━━━ THE DATA ━━━

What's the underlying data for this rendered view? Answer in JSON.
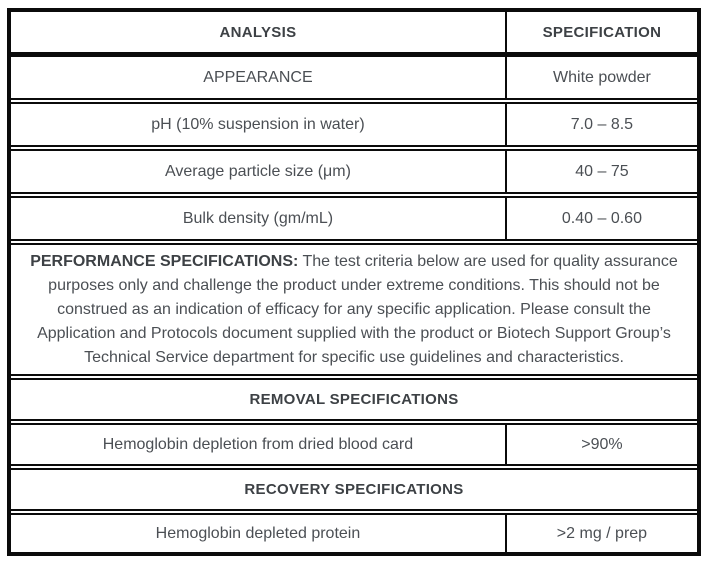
{
  "table": {
    "columns": {
      "analysis": "ANALYSIS",
      "specification": "SPECIFICATION"
    },
    "rows": [
      {
        "analysis": "APPEARANCE",
        "specification": "White powder"
      },
      {
        "analysis": "pH (10% suspension in water)",
        "specification": "7.0 – 8.5"
      },
      {
        "analysis": "Average particle size (μm)",
        "specification": "40 – 75"
      },
      {
        "analysis": "Bulk density (gm/mL)",
        "specification": "0.40 – 0.60"
      }
    ],
    "performance_note": {
      "label": "PERFORMANCE SPECIFICATIONS:",
      "text": " The test criteria below are used for quality assurance purposes only and challenge the product under extreme conditions. This should not be construed as an indication of efficacy for any specific application. Please consult the Application and Protocols document supplied with the product or Biotech Support Group’s Technical Service department for specific use guidelines and characteristics."
    },
    "sections": [
      {
        "title": "REMOVAL SPECIFICATIONS",
        "row": {
          "analysis": "Hemoglobin depletion from dried blood card",
          "specification": ">90%"
        }
      },
      {
        "title": "RECOVERY SPECIFICATIONS",
        "row": {
          "analysis": "Hemoglobin depleted protein",
          "specification": ">2 mg / prep"
        }
      }
    ],
    "colors": {
      "border": "#0b0b0b",
      "heading_text": "#3d4145",
      "body_text": "#4b4f54",
      "background": "#ffffff"
    }
  }
}
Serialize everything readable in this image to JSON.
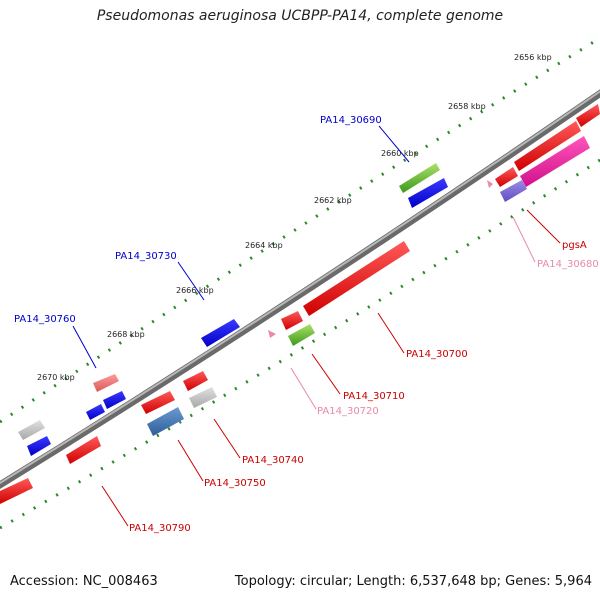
{
  "title": "Pseudomonas aeruginosa UCBPP-PA14, complete genome",
  "footer": {
    "accession": "Accession: NC_008463",
    "summary": "Topology: circular; Length: 6,537,648 bp; Genes: 5,964"
  },
  "ticks": [
    "2656 kbp",
    "2658 kbp",
    "2660 kbp",
    "2662 kbp",
    "2664 kbp",
    "2666 kbp",
    "2668 kbp",
    "2670 kbp"
  ],
  "genes": [
    {
      "label": "PA14_30690",
      "color": "#0000cc"
    },
    {
      "label": "PA14_30730",
      "color": "#0000cc"
    },
    {
      "label": "PA14_30760",
      "color": "#0000cc"
    },
    {
      "label": "PA14_30700",
      "color": "#cc0000"
    },
    {
      "label": "PA14_30710",
      "color": "#cc0000"
    },
    {
      "label": "PA14_30720",
      "color": "#e88aa8"
    },
    {
      "label": "PA14_30740",
      "color": "#cc0000"
    },
    {
      "label": "PA14_30750",
      "color": "#cc0000"
    },
    {
      "label": "PA14_30790",
      "color": "#cc0000"
    },
    {
      "label": "pgsA",
      "color": "#cc0000"
    },
    {
      "label": "PA14_30680",
      "color": "#e88aa8"
    }
  ],
  "colors": {
    "backbone": "#888888",
    "tick_green": "#2a8a2a",
    "blue_gene": "#0000ee",
    "red_gene": "#ee0000",
    "pink_label": "#e88aa8"
  }
}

━━━

Whenever a line of the data holds the string "Hemoglobin", pick that line out.

» **EXERCISE ANSWER**
          "analysis": "Hemoglobin depletion from dried blood card",
          "analysis": "Hemoglobin depleted protein",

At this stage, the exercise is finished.